PASSAGE PRÉSENTÉ ▸
___
Les Allemands manifestent l’intention de prendre à revers le réduit du Plateau-Annulaire. La compagnie Néron les disperse à coups de violents bombardements, et leur cause de telles pertes qu’il leur enlève toute idée d’attaque pour ce jour-là. Nous sommes, vers 9 heures du matin, établis sur la ligne, réduit de l’Annulaire, «croupe de l’Annulaire», ouest de Massiges. Mais à gauche la situation n’est pas aussi favorable. Le Promontoire, évacué par le régiment voisin, a été occupé par l’ennemi. C’est le capitaine Néron lui-même qui s’aperçoit de cette occupation, au cours d’une des nombreuses randonnées qu’il effectue d’un poste à l’autre et à travers la plaine, seul suivi seulement de son chien. Or, qui tient le Promontoire, tient la vallée de la Tourbe et, par conséquent, la position tout entière. Sans hésiter, le capitaine Néron fait avancer une demi-section, reprend le Promontoire par une attaque brusquée, repousse les contre-attaques, et envoie au colonel Andréa, par un agent de liaison, le rapport de son opération, «10 heures, le Promontoire a été occupé par l’ennemi, 19h30, j’ai repris le Promontoire». Mais sa ligne s’étend maintenant du Promontoire au Cratère, et il n’a qu’une compagnie avec lui. Une, contre-offensive n’est-elle pas à craindre ?
___
ENTRÉES FOURNIES ▸
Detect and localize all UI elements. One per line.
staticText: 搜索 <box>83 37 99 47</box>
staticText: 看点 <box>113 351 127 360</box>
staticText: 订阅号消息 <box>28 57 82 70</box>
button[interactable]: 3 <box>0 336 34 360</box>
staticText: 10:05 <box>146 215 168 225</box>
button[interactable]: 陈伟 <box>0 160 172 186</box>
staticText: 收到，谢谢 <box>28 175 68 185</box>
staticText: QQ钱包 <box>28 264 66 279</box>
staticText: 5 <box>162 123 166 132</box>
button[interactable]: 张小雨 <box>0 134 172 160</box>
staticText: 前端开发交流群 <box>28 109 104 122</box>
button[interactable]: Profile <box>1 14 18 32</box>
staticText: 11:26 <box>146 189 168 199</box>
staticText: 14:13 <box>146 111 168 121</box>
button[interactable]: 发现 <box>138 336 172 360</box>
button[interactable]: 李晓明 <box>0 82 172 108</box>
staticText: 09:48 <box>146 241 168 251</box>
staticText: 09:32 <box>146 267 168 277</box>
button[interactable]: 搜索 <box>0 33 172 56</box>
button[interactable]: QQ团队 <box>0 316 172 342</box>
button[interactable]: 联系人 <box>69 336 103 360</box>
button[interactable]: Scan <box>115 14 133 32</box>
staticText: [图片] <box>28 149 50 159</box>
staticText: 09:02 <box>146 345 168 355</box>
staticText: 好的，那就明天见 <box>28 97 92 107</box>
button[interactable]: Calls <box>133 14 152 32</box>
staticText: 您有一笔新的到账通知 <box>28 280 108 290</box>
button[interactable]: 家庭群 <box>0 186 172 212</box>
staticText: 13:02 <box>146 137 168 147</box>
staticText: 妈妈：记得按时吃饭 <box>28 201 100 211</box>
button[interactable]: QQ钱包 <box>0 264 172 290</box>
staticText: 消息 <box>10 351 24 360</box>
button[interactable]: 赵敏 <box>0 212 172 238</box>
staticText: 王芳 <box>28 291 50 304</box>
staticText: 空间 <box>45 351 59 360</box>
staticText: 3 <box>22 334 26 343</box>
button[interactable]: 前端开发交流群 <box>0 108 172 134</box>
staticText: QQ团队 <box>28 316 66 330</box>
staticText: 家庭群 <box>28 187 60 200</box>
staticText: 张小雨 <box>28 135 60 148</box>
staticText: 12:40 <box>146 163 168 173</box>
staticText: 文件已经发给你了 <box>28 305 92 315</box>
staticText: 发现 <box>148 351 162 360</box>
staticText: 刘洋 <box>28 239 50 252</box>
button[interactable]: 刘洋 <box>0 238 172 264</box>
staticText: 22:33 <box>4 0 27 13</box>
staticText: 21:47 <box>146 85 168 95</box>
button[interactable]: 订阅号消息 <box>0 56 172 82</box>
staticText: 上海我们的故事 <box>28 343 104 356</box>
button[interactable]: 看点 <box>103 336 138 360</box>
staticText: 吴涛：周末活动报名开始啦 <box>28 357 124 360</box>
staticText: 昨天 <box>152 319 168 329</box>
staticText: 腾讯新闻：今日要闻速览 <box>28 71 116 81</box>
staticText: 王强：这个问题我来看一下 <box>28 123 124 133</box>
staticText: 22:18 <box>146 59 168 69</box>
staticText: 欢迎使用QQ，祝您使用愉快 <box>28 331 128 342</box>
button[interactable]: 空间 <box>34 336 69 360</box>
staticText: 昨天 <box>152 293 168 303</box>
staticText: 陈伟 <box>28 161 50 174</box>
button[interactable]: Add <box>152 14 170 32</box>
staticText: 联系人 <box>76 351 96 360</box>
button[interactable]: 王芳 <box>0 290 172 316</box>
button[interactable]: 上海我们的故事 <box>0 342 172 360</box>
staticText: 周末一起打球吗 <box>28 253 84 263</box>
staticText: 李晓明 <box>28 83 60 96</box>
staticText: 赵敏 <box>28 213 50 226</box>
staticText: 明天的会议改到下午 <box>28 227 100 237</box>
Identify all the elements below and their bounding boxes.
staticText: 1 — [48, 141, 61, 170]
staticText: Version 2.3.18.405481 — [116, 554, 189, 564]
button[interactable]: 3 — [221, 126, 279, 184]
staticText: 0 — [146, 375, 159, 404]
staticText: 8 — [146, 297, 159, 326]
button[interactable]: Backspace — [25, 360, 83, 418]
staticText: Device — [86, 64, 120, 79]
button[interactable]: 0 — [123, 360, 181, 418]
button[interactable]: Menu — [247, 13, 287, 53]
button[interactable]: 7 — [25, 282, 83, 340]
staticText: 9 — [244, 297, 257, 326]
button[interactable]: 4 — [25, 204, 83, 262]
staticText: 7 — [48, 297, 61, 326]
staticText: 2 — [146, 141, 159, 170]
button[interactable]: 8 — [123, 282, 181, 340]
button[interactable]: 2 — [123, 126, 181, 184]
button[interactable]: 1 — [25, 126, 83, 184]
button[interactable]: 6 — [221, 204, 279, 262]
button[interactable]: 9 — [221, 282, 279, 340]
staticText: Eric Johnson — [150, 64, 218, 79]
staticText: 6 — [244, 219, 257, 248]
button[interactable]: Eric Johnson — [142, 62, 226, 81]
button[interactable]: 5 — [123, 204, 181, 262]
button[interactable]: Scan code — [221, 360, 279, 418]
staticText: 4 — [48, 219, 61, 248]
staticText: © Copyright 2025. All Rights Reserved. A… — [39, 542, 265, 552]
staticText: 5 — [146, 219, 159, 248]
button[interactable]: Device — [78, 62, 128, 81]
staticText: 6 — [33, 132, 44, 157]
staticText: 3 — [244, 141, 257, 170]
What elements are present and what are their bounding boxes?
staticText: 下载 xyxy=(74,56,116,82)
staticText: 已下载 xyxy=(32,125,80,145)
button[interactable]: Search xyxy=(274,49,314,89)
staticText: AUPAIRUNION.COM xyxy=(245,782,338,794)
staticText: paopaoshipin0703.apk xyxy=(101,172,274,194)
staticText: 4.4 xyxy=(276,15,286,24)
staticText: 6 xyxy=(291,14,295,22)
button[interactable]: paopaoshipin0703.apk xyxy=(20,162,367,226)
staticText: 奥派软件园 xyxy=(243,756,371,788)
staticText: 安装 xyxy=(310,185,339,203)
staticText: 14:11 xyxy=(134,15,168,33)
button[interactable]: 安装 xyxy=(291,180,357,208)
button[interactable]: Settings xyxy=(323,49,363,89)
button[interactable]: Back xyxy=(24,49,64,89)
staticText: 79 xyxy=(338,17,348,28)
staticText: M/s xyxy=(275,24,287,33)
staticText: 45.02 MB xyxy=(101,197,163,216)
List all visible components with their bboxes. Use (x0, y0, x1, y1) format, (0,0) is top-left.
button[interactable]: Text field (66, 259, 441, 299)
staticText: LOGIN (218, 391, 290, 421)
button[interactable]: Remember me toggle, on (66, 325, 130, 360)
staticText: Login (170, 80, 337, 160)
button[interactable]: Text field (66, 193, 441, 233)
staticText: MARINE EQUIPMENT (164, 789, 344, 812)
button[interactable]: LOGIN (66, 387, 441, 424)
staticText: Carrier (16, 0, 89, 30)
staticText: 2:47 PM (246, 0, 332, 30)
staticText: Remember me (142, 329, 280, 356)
___
CONSIGNES ▸
1. Réponds à ces questions sur le passage consacré au Promontoire :
(a) Vers quelle heure la ligne est-elle établie ?
(b) Qui suit le capitaine Néron quand il va d'un poste à l'autre ?
(c) À qui le capitaine Néron envoie-t-il le rapport de son opération ?
2. Compte les lignes des entrées qui contiennent le mot "Eric". Donne seulement le nombre.
Les entrées n'ont aucun lien avec le passage.

RÉPONSES PAR CONSIGNE ▸
1.
(a) Vers 9 heures du matin.
(b) Son chien.
(c) Au colonel Andréa.

2. 2